**What is expected**
Count each line below that has "Direct" anywhere in it. Answer with the total alone.

+++ Source material +++

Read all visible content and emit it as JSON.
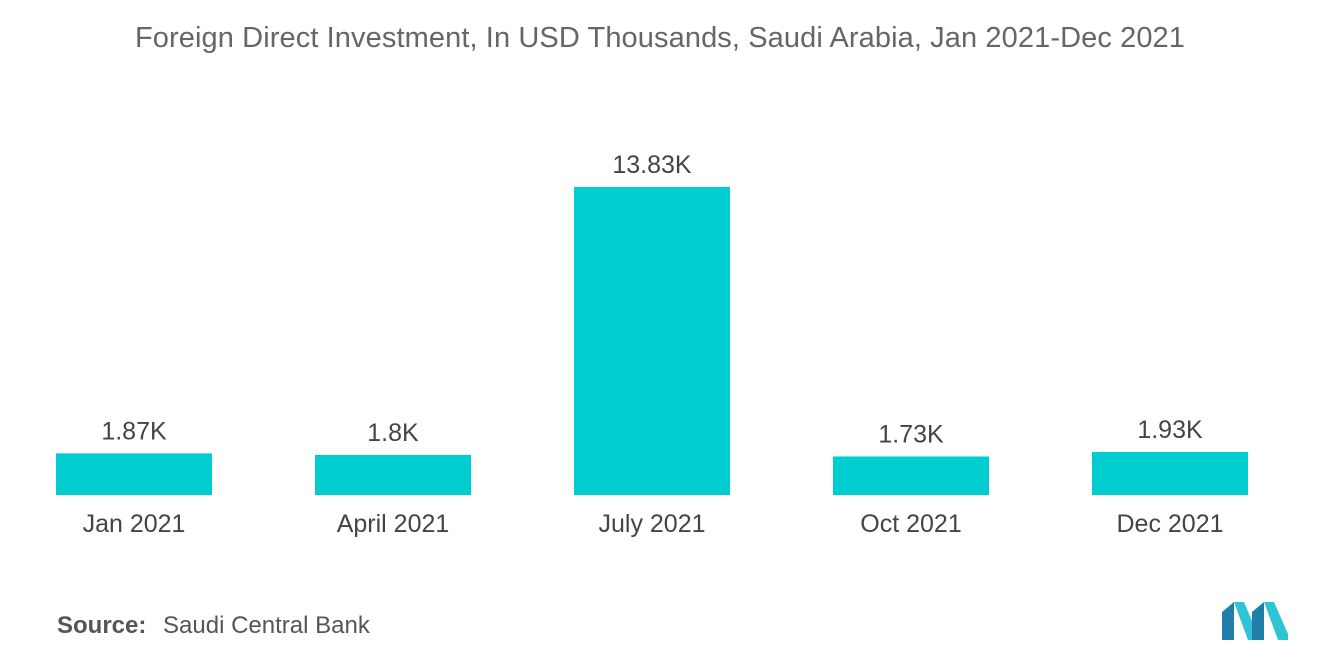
{
  "title": "Foreign Direct Investment, In USD Thousands, Saudi Arabia, Jan 2021-Dec 2021",
  "source": {
    "label": "Source:",
    "value": "Saudi Central Bank"
  },
  "colors": {
    "bar": "#00CDD0",
    "text": "#444444",
    "title": "#666666"
  },
  "chart_data": {
    "type": "bar",
    "title": "Foreign Direct Investment, In USD Thousands, Saudi Arabia, Jan 2021-Dec 2021",
    "categories": [
      "Jan 2021",
      "April 2021",
      "July 2021",
      "Oct 2021",
      "Dec 2021"
    ],
    "values": [
      1.87,
      1.8,
      13.83,
      1.73,
      1.93
    ],
    "value_labels": [
      "1.87K",
      "1.8K",
      "13.83K",
      "1.73K",
      "1.93K"
    ],
    "xlabel": "",
    "ylabel": "",
    "grid": false,
    "legend": "none"
  }
}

+++

**Output for this exercise**
2